::: DATASET RECORDS

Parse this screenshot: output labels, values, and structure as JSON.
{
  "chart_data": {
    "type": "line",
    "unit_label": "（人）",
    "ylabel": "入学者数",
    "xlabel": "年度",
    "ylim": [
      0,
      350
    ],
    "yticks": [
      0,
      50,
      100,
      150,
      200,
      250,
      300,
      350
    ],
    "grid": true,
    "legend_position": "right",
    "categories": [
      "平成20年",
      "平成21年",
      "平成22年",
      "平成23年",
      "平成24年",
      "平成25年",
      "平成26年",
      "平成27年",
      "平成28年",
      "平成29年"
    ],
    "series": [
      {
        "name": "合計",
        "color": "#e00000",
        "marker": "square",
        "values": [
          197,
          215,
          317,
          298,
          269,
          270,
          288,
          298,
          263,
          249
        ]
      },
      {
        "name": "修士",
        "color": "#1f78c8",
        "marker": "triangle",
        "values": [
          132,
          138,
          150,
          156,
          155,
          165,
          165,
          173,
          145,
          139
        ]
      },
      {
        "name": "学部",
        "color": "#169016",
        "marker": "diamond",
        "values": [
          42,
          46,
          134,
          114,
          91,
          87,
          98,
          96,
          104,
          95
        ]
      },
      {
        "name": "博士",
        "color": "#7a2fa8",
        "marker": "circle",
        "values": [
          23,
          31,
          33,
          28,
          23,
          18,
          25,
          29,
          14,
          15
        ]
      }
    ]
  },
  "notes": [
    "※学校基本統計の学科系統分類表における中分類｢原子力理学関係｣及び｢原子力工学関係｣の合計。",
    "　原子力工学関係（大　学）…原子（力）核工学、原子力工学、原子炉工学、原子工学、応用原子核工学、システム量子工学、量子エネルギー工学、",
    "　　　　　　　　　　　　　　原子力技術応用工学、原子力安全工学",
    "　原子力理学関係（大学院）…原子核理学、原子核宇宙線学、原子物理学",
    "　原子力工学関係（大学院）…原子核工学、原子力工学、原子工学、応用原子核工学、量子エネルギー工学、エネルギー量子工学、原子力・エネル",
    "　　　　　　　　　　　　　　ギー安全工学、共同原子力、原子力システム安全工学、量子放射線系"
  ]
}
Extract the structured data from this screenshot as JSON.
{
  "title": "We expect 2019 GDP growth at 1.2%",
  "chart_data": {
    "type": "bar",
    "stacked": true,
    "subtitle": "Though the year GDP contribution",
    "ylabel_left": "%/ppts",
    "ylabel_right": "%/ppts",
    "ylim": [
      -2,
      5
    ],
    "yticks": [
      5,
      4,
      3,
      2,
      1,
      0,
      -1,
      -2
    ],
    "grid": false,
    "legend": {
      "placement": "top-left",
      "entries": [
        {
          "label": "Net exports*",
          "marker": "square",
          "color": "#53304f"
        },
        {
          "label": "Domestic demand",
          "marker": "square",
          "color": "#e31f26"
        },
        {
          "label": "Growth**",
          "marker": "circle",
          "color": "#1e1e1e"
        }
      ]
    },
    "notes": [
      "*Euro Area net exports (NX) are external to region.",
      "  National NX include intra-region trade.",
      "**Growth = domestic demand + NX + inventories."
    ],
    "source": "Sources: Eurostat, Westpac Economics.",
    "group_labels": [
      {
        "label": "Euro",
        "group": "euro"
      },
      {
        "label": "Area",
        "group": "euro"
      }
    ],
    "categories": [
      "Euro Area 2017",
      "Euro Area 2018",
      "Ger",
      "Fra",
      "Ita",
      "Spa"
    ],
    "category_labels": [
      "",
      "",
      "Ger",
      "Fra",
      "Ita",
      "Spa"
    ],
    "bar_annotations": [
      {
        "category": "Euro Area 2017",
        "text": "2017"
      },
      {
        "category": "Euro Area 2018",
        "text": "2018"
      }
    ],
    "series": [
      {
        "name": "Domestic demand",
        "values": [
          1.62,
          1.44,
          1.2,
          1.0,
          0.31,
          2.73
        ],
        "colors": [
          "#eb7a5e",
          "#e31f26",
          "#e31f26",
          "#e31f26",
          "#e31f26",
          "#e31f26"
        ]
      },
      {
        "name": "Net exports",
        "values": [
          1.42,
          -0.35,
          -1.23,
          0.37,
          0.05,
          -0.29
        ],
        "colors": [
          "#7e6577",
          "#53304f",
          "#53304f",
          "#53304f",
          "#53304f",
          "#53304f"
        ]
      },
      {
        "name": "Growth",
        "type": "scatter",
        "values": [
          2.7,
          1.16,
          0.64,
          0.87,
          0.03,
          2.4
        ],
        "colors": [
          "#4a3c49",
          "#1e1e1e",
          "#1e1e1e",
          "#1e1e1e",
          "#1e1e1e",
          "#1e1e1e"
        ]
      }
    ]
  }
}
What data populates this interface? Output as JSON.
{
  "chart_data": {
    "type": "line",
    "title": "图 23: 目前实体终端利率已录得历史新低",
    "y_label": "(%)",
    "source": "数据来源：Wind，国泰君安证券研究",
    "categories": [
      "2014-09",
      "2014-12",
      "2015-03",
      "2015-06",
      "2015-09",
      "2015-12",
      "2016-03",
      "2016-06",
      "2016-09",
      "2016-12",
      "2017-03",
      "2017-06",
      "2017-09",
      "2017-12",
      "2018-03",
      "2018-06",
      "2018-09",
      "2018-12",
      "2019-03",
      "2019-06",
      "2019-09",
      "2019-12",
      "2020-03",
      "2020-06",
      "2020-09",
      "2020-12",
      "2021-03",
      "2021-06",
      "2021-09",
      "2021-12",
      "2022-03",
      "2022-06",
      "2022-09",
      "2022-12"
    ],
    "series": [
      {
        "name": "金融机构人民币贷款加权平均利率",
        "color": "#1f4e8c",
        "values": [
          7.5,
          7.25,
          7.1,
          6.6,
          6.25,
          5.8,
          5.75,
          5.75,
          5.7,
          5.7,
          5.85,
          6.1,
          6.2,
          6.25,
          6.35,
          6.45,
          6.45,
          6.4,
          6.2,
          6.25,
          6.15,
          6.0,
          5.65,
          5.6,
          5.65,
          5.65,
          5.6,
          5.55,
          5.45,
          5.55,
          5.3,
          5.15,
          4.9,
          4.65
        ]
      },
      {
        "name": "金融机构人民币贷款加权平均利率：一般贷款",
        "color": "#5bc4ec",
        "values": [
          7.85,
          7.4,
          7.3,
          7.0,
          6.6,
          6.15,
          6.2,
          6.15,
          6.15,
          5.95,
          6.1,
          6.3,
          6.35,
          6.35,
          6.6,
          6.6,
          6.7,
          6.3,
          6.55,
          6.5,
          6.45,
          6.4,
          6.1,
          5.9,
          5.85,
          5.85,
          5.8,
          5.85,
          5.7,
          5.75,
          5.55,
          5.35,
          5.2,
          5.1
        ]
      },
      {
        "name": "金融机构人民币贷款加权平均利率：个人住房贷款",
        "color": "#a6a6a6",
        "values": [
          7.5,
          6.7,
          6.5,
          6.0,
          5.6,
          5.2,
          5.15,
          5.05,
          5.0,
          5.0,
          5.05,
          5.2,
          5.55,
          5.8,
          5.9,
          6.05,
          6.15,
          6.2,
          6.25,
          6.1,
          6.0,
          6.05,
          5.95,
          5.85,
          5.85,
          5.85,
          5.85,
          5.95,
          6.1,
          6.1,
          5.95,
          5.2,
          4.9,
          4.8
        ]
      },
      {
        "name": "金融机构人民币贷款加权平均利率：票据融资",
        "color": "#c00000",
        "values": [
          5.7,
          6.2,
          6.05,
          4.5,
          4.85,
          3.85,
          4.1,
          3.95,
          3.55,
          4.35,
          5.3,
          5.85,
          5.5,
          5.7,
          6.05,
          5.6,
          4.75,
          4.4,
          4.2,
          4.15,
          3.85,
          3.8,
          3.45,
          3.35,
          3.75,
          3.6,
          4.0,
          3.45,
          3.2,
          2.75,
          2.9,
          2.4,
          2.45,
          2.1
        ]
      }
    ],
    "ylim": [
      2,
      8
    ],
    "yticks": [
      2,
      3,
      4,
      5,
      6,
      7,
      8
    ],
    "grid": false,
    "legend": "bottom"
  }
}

::::::

**DIRECTIONS:** Copy down every line of the material above that includes the string "type".

**RESULT:**
    "type": "line",
    "type": "bar",
        "type": "scatter",
    "type": "line",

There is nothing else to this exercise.